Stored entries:
• • • • •

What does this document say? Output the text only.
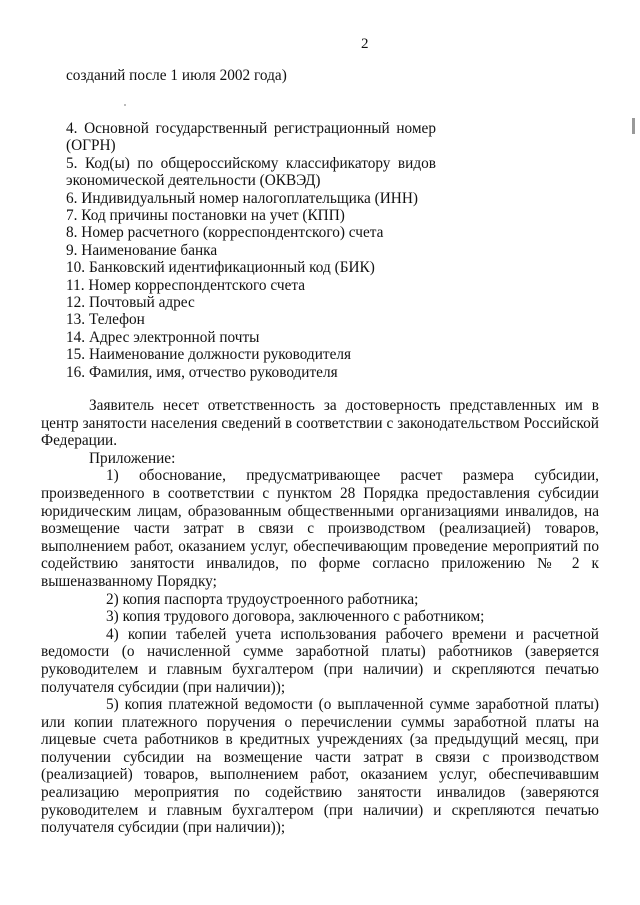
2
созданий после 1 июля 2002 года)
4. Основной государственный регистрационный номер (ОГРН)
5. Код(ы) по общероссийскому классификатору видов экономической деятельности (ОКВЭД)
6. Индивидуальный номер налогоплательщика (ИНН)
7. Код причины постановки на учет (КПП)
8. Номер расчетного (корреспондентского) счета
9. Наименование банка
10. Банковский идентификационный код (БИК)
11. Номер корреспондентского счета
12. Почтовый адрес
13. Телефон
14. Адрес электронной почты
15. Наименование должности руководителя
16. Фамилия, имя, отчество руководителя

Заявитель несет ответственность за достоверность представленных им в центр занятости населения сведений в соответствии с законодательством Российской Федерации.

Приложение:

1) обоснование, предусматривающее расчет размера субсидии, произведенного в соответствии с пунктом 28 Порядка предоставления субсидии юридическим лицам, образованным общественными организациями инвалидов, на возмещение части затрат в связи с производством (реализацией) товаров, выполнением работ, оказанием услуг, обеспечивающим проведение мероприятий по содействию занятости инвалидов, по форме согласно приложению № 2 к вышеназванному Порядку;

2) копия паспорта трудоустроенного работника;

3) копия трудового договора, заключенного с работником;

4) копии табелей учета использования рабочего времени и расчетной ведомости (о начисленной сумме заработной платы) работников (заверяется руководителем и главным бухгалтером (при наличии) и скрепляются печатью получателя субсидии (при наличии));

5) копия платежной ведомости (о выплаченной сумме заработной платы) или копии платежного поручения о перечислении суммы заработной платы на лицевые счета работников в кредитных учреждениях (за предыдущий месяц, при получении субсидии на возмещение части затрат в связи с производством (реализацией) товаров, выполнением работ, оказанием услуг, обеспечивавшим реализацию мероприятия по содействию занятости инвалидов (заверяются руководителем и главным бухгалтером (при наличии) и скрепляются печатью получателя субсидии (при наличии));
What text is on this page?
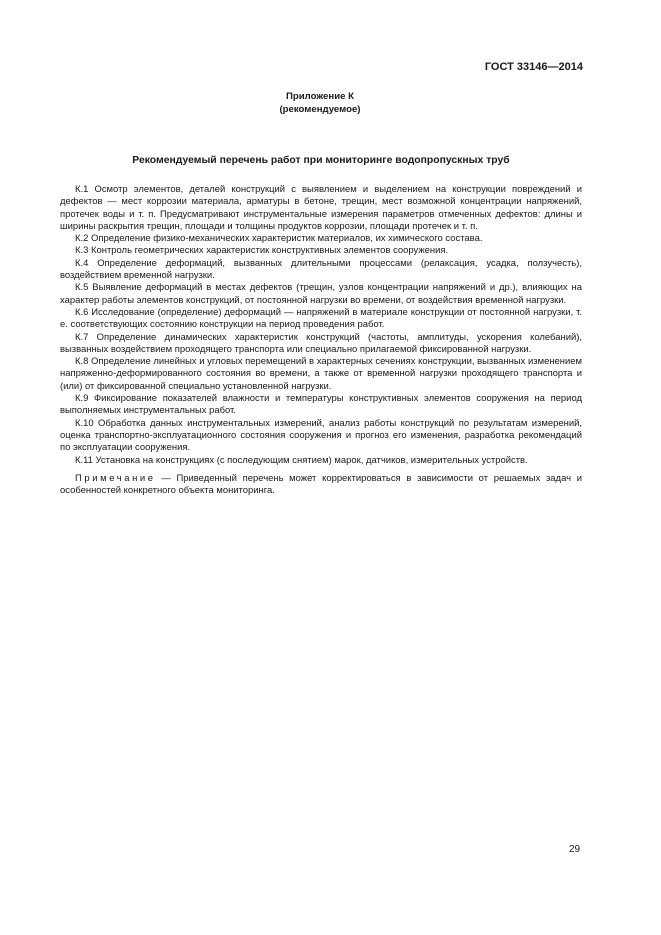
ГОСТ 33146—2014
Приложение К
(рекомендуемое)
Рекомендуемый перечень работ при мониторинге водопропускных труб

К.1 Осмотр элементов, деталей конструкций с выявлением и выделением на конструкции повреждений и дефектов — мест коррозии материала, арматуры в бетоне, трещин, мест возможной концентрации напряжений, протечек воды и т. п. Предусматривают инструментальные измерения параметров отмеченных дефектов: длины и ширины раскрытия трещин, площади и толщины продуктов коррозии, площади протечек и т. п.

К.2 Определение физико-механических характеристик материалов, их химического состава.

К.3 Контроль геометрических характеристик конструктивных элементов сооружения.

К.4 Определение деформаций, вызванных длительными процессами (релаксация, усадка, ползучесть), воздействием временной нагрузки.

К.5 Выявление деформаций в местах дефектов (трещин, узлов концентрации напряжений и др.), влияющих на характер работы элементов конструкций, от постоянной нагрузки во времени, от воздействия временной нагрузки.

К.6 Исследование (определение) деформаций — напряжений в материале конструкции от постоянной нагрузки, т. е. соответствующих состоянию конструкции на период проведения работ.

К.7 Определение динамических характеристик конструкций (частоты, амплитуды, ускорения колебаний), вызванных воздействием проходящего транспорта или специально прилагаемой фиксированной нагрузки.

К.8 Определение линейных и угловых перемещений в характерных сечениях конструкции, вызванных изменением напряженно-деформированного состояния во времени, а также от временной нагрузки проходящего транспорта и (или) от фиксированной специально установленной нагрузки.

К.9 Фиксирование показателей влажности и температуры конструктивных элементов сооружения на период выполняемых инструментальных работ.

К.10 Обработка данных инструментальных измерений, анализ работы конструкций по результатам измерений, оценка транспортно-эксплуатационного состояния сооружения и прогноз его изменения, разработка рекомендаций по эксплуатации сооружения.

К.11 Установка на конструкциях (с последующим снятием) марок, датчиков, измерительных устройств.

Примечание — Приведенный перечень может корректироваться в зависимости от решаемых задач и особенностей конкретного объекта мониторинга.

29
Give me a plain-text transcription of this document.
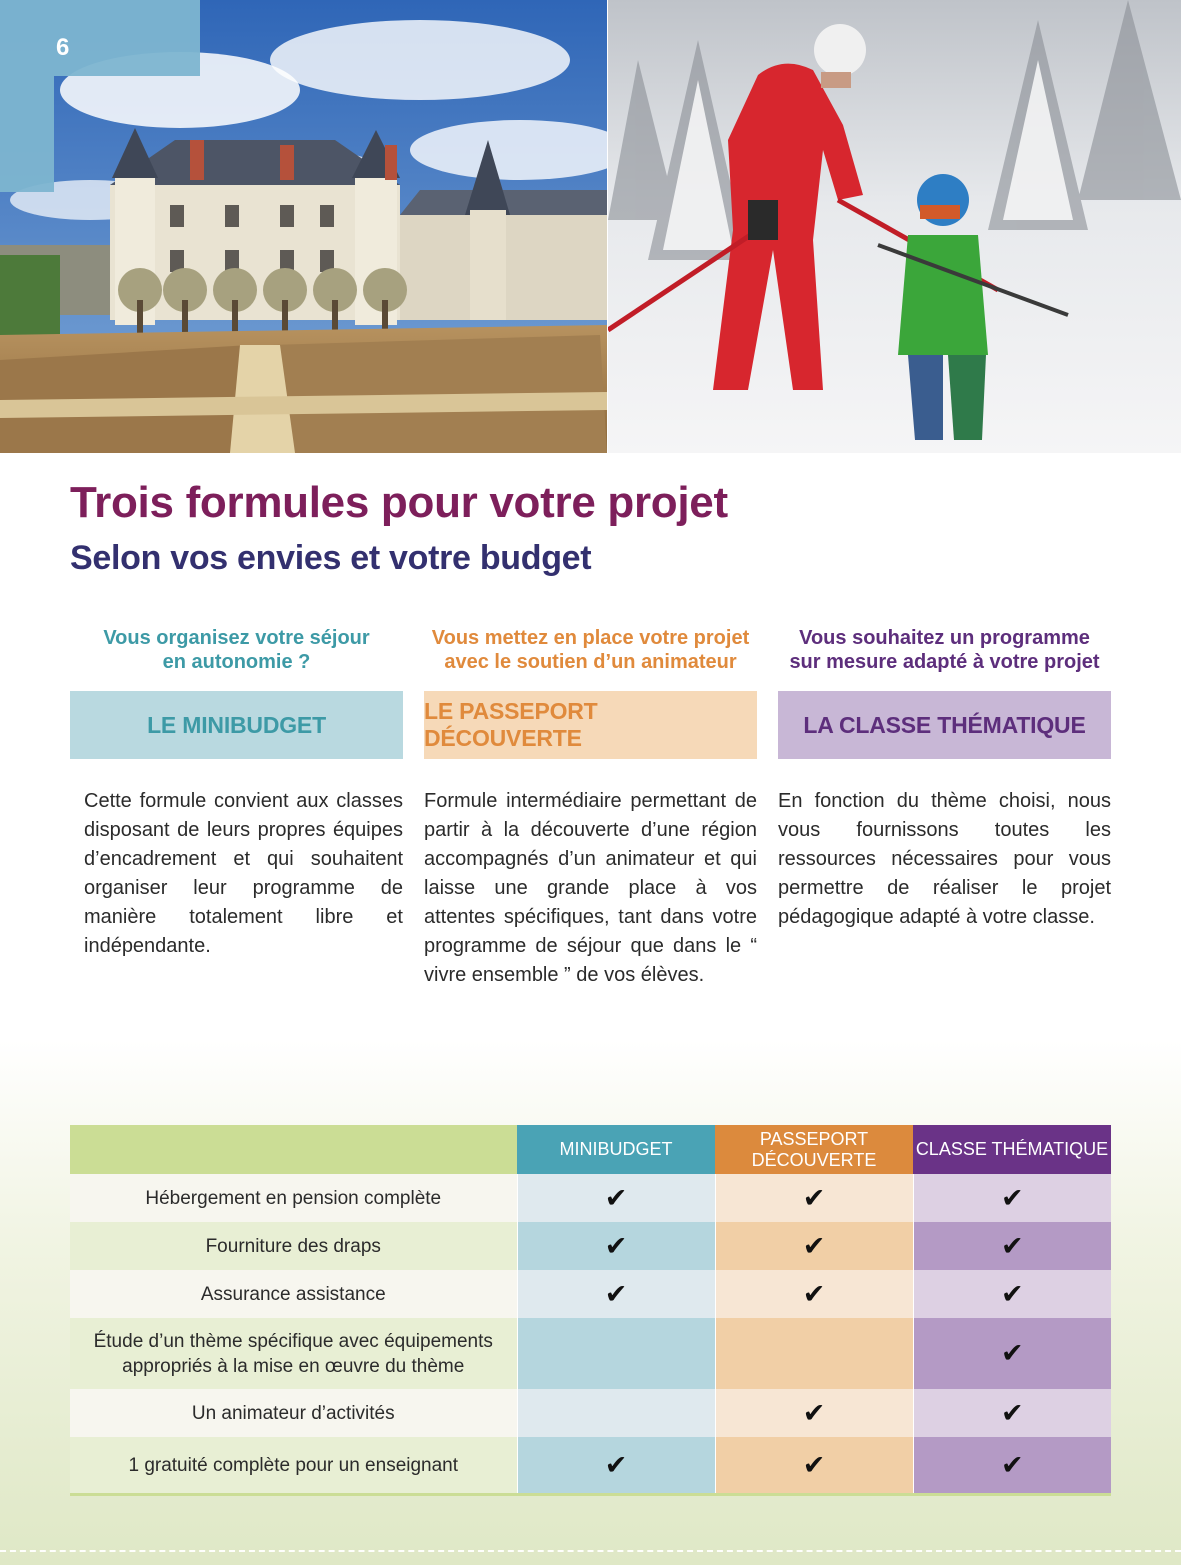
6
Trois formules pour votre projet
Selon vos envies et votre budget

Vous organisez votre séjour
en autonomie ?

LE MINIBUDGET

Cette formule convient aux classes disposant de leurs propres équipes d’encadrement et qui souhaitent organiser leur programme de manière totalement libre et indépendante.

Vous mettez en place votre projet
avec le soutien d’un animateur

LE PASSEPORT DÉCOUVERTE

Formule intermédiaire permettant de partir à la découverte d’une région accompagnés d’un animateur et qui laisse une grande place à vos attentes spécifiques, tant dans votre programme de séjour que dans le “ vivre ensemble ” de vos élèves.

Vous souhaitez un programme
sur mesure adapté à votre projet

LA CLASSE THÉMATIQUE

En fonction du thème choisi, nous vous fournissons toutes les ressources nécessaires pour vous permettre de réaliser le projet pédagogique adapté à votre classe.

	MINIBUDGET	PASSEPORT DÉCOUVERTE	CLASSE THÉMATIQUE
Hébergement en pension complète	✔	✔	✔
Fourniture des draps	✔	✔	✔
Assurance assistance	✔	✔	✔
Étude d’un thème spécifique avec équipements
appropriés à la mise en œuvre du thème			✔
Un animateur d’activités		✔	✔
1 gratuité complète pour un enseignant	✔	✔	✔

• • • • •

Exercise
Set the data above down again exactly as given, with no pictures.

Worked answer
What does this document say? Output the text only.
2
созданий после 1 июля 2002 года)
4. Основной государственный регистрационный номер (ОГРН)
5. Код(ы) по общероссийскому классификатору видов экономической деятельности (ОКВЭД)
6. Индивидуальный номер налогоплательщика (ИНН)
7. Код причины постановки на учет (КПП)
8. Номер расчетного (корреспондентского) счета
9. Наименование банка
10. Банковский идентификационный код (БИК)
11. Номер корреспондентского счета
12. Почтовый адрес
13. Телефон
14. Адрес электронной почты
15. Наименование должности руководителя
16. Фамилия, имя, отчество руководителя

Заявитель несет ответственность за достоверность представленных им в центр занятости населения сведений в соответствии с законодательством Российской Федерации.

Приложение:

1) обоснование, предусматривающее расчет размера субсидии, произведенного в соответствии с пунктом 28 Порядка предоставления субсидии юридическим лицам, образованным общественными организациями инвалидов, на возмещение части затрат в связи с производством (реализацией) товаров, выполнением работ, оказанием услуг, обеспечивающим проведение мероприятий по содействию занятости инвалидов, по форме согласно приложению № 2 к вышеназванному Порядку;

2) копия паспорта трудоустроенного работника;

3) копия трудового договора, заключенного с работником;

4) копии табелей учета использования рабочего времени и расчетной ведомости (о начисленной сумме заработной платы) работников (заверяется руководителем и главным бухгалтером (при наличии) и скрепляются печатью получателя субсидии (при наличии));

5) копия платежной ведомости (о выплаченной сумме заработной платы) или копии платежного поручения о перечислении суммы заработной платы на лицевые счета работников в кредитных учреждениях (за предыдущий месяц, при получении субсидии на возмещение части затрат в связи с производством (реализацией) товаров, выполнением работ, оказанием услуг, обеспечивавшим реализацию мероприятия по содействию занятости инвалидов (заверяются руководителем и главным бухгалтером (при наличии) и скрепляются печатью получателя субсидии (при наличии));
What text is on this page?
ГОСТ 33146—2014
Приложение К
(рекомендуемое)
Рекомендуемый перечень работ при мониторинге водопропускных труб

К.1 Осмотр элементов, деталей конструкций с выявлением и выделением на конструкции повреждений и дефектов — мест коррозии материала, арматуры в бетоне, трещин, мест возможной концентрации напряжений, протечек воды и т. п. Предусматривают инструментальные измерения параметров отмеченных дефектов: длины и ширины раскрытия трещин, площади и толщины продуктов коррозии, площади протечек и т. п.

К.2 Определение физико-механических характеристик материалов, их химического состава.

К.3 Контроль геометрических характеристик конструктивных элементов сооружения.

К.4 Определение деформаций, вызванных длительными процессами (релаксация, усадка, ползучесть), воздействием временной нагрузки.

К.5 Выявление деформаций в местах дефектов (трещин, узлов концентрации напряжений и др.), влияющих на характер работы элементов конструкций, от постоянной нагрузки во времени, от воздействия временной нагрузки.

К.6 Исследование (определение) деформаций — напряжений в материале конструкции от постоянной нагрузки, т. е. соответствующих состоянию конструкции на период проведения работ.

К.7 Определение динамических характеристик конструкций (частоты, амплитуды, ускорения колебаний), вызванных воздействием проходящего транспорта или специально прилагаемой фиксированной нагрузки.

К.8 Определение линейных и угловых перемещений в характерных сечениях конструкции, вызванных изменением напряженно-деформированного состояния во времени, а также от временной нагрузки проходящего транспорта и (или) от фиксированной специально установленной нагрузки.

К.9 Фиксирование показателей влажности и температуры конструктивных элементов сооружения на период выполняемых инструментальных работ.

К.10 Обработка данных инструментальных измерений, анализ работы конструкций по результатам измерений, оценка транспортно-эксплуатационного состояния сооружения и прогноз его изменения, разработка рекомендаций по эксплуатации сооружения.

К.11 Установка на конструкциях (с последующим снятием) марок, датчиков, измерительных устройств.

Примечание — Приведенный перечень может корректироваться в зависимости от решаемых задач и особенностей конкретного объекта мониторинга.

29
Give me a plain-text transcription of this document.
6
Trois formules pour votre projet
Selon vos envies et votre budget

Vous organisez votre séjour
en autonomie ?

LE MINIBUDGET

Cette formule convient aux classes disposant de leurs propres équipes d’encadrement et qui souhaitent organiser leur programme de manière totalement libre et indépendante.

Vous mettez en place votre projet
avec le soutien d’un animateur

LE PASSEPORT DÉCOUVERTE

Formule intermédiaire permettant de partir à la découverte d’une région accompagnés d’un animateur et qui laisse une grande place à vos attentes spécifiques, tant dans votre programme de séjour que dans le “ vivre ensemble ” de vos élèves.

Vous souhaitez un programme
sur mesure adapté à votre projet

LA CLASSE THÉMATIQUE

En fonction du thème choisi, nous vous fournissons toutes les ressources nécessaires pour vous permettre de réaliser le projet pédagogique adapté à votre classe.

	MINIBUDGET	PASSEPORT DÉCOUVERTE	CLASSE THÉMATIQUE
Hébergement en pension complète	✔	✔	✔
Fourniture des draps	✔	✔	✔
Assurance assistance	✔	✔	✔
Étude d’un thème spécifique avec équipements
appropriés à la mise en œuvre du thème			✔
Un animateur d’activités		✔	✔
1 gratuité complète pour un enseignant	✔	✔	✔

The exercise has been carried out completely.